- Short exercise
Write out all of the entries exactly, please.

- Stored records
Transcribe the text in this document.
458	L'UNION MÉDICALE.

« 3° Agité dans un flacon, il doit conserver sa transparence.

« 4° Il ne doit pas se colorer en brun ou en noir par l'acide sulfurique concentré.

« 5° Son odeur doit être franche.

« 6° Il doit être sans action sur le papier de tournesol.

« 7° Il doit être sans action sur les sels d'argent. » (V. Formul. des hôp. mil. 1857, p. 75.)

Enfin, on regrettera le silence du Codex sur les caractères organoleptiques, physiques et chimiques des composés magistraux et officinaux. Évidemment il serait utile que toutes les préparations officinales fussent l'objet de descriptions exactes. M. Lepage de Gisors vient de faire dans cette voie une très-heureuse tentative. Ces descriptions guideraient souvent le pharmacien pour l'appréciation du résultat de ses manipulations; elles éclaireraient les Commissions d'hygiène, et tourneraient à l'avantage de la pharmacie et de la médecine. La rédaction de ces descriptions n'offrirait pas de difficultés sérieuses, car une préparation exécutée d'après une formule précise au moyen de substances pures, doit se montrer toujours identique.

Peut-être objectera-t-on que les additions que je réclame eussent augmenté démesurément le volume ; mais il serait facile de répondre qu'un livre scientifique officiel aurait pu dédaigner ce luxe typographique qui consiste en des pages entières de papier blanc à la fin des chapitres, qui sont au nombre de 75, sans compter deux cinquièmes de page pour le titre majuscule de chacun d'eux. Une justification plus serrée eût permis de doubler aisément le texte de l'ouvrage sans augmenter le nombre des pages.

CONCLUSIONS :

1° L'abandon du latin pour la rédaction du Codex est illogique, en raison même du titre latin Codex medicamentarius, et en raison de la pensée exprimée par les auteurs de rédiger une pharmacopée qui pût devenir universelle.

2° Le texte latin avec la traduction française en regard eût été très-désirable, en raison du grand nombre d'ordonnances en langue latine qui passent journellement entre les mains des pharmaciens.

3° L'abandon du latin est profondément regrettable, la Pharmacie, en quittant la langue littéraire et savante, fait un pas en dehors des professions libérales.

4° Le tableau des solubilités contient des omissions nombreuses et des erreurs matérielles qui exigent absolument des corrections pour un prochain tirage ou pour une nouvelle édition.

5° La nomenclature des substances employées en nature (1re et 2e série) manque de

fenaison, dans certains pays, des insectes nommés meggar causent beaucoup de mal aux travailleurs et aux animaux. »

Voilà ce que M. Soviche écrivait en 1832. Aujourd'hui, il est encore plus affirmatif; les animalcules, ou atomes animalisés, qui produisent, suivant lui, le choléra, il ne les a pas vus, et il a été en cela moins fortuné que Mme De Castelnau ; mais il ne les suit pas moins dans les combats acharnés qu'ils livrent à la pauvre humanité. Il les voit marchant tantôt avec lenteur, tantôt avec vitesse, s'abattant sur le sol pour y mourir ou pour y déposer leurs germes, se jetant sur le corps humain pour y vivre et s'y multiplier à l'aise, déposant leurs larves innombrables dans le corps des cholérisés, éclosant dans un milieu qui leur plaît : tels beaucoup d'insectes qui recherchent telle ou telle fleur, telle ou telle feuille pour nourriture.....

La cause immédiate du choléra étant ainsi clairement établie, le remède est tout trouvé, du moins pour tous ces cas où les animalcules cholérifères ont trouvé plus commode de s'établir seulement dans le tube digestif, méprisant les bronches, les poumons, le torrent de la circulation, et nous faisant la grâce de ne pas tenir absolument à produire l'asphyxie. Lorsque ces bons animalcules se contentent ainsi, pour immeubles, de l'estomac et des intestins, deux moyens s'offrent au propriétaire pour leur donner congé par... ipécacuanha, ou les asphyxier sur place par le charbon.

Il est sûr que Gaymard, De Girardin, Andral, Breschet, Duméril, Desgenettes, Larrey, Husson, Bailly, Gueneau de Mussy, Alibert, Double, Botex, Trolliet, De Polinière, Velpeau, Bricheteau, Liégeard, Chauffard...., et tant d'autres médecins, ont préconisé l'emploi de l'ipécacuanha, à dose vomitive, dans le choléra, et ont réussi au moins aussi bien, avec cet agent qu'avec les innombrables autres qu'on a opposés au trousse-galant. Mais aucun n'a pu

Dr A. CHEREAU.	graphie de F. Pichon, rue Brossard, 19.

- Solution for this task
Transcribe the text in this document.
458	L'UNION MÉDICALE.

« 3° Agité dans un flacon, il doit conserver sa transparence.

« 4° Il ne doit pas se colorer en brun ou en noir par l'acide sulfurique concentré.

« 5° Son odeur doit être franche.

« 6° Il doit être sans action sur le papier de tournesol.

« 7° Il doit être sans action sur les sels d'argent. » (V. Formul. des hôp. mil. 1857, p. 75.)

Enfin, on regrettera le silence du Codex sur les caractères organoleptiques, physiques et chimiques des composés magistraux et officinaux. Évidemment il serait utile que toutes les préparations officinales fussent l'objet de descriptions exactes. M. Lepage de Gisors vient de faire dans cette voie une très-heureuse tentative. Ces descriptions guideraient souvent le pharmacien pour l'appréciation du résultat de ses manipulations; elles éclaireraient les Commissions d'hygiène, et tourneraient à l'avantage de la pharmacie et de la médecine. La rédaction de ces descriptions n'offrirait pas de difficultés sérieuses, car une préparation exécutée d'après une formule précise au moyen de substances pures, doit se montrer toujours identique.

Peut-être objectera-t-on que les additions que je réclame eussent augmenté démesurément le volume ; mais il serait facile de répondre qu'un livre scientifique officiel aurait pu dédaigner ce luxe typographique qui consiste en des pages entières de papier blanc à la fin des chapitres, qui sont au nombre de 75, sans compter deux cinquièmes de page pour le titre majuscule de chacun d'eux. Une justification plus serrée eût permis de doubler aisément le texte de l'ouvrage sans augmenter le nombre des pages.

CONCLUSIONS :

1° L'abandon du latin pour la rédaction du Codex est illogique, en raison même du titre latin Codex medicamentarius, et en raison de la pensée exprimée par les auteurs de rédiger une pharmacopée qui pût devenir universelle.

2° Le texte latin avec la traduction française en regard eût été très-désirable, en raison du grand nombre d'ordonnances en langue latine qui passent journellement entre les mains des pharmaciens.

3° L'abandon du latin est profondément regrettable, la Pharmacie, en quittant la langue littéraire et savante, fait un pas en dehors des professions libérales.

4° Le tableau des solubilités contient des omissions nombreuses et des erreurs matérielles qui exigent absolument des corrections pour un prochain tirage ou pour une nouvelle édition.

5° La nomenclature des substances employées en nature (1re et 2e série) manque de

fenaison, dans certains pays, des insectes nommés meggar causent beaucoup de mal aux travailleurs et aux animaux. »

Voilà ce que M. Soviche écrivait en 1832. Aujourd'hui, il est encore plus affirmatif; les animalcules, ou atomes animalisés, qui produisent, suivant lui, le choléra, il ne les a pas vus, et il a été en cela moins fortuné que Mme De Castelnau ; mais il ne les suit pas moins dans les combats acharnés qu'ils livrent à la pauvre humanité. Il les voit marchant tantôt avec lenteur, tantôt avec vitesse, s'abattant sur le sol pour y mourir ou pour y déposer leurs germes, se jetant sur le corps humain pour y vivre et s'y multiplier à l'aise, déposant leurs larves innombrables dans le corps des cholérisés, éclosant dans un milieu qui leur plaît : tels beaucoup d'insectes qui recherchent telle ou telle fleur, telle ou telle feuille pour nourriture.....

La cause immédiate du choléra étant ainsi clairement établie, le remède est tout trouvé, du moins pour tous ces cas où les animalcules cholérifères ont trouvé plus commode de s'établir seulement dans le tube digestif, méprisant les bronches, les poumons, le torrent de la circulation, et nous faisant la grâce de ne pas tenir absolument à produire l'asphyxie. Lorsque ces bons animalcules se contentent ainsi, pour immeubles, de l'estomac et des intestins, deux moyens s'offrent au propriétaire pour leur donner congé par... ipécacuanha, ou les asphyxier sur place par le charbon.

Il est sûr que Gaymard, De Girardin, Andral, Breschet, Duméril, Desgenettes, Larrey, Husson, Bailly, Gueneau de Mussy, Alibert, Double, Botex, Trolliet, De Polinière, Velpeau, Bricheteau, Liégeard, Chauffard...., et tant d'autres médecins, ont préconisé l'emploi de l'ipécacuanha, à dose vomitive, dans le choléra, et ont réussi au moins aussi bien, avec cet agent qu'avec les innombrables autres qu'on a opposés au trousse-galant. Mais aucun n'a pu

Dr A. CHEREAU.	graphie de F. Pichon, rue Brossard, 19.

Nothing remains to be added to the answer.